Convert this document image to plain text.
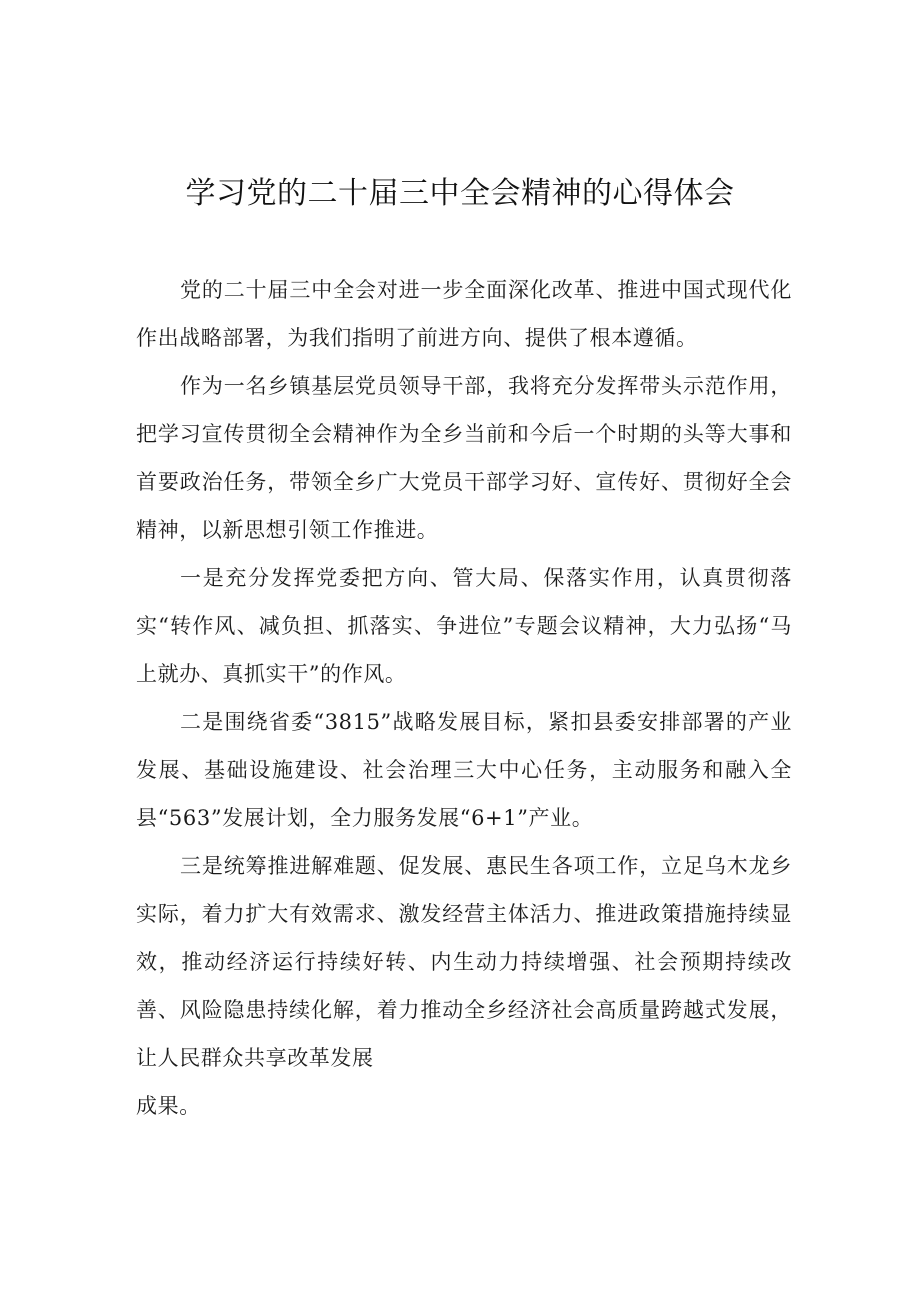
学习党的二十届三中全会精神的心得体会

党的二十届三中全会对进一步全面深化改革、推进中国式现代化作出战略部署，为我们指明了前进方向、提供了根本遵循。

作为一名乡镇基层党员领导干部，我将充分发挥带头示范作用，把学习宣传贯彻全会精神作为全乡当前和今后一个时期的头等大事和首要政治任务，带领全乡广大党员干部学习好、宣传好、贯彻好全会精神，以新思想引领工作推进。

一是充分发挥党委把方向、管大局、保落实作用，认真贯彻落实“转作风、减负担、抓落实、争进位”专题会议精神，大力弘扬“马上就办、真抓实干”的作风。

二是围绕省委“3815”战略发展目标，紧扣县委安排部署的产业发展、基础设施建设、社会治理三大中心任务，主动服务和融入全县“563”发展计划，全力服务发展“6+1”产业。

三是统筹推进解难题、促发展、惠民生各项工作，立足乌木龙乡实际，着力扩大有效需求、激发经营主体活力、推进政策措施持续显效，推动经济运行持续好转、内生动力持续增强、社会预期持续改善、风险隐患持续化解，着力推动全乡经济社会高质量跨越式发展，让人民群众共享改革发展

成果。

__Requirements__. Copy out the whole listing exactly, and don't carry over any pictures.

__Solution to this task__.
Convert this document image to plain text.
学习党的二十届三中全会精神的心得体会

党的二十届三中全会对进一步全面深化改革、推进中国式现代化作出战略部署，为我们指明了前进方向、提供了根本遵循。

作为一名乡镇基层党员领导干部，我将充分发挥带头示范作用，把学习宣传贯彻全会精神作为全乡当前和今后一个时期的头等大事和首要政治任务，带领全乡广大党员干部学习好、宣传好、贯彻好全会精神，以新思想引领工作推进。

一是充分发挥党委把方向、管大局、保落实作用，认真贯彻落实“转作风、减负担、抓落实、争进位”专题会议精神，大力弘扬“马上就办、真抓实干”的作风。

二是围绕省委“3815”战略发展目标，紧扣县委安排部署的产业发展、基础设施建设、社会治理三大中心任务，主动服务和融入全县“563”发展计划，全力服务发展“6+1”产业。

三是统筹推进解难题、促发展、惠民生各项工作，立足乌木龙乡实际，着力扩大有效需求、激发经营主体活力、推进政策措施持续显效，推动经济运行持续好转、内生动力持续增强、社会预期持续改善、风险隐患持续化解，着力推动全乡经济社会高质量跨越式发展，让人民群众共享改革发展

成果。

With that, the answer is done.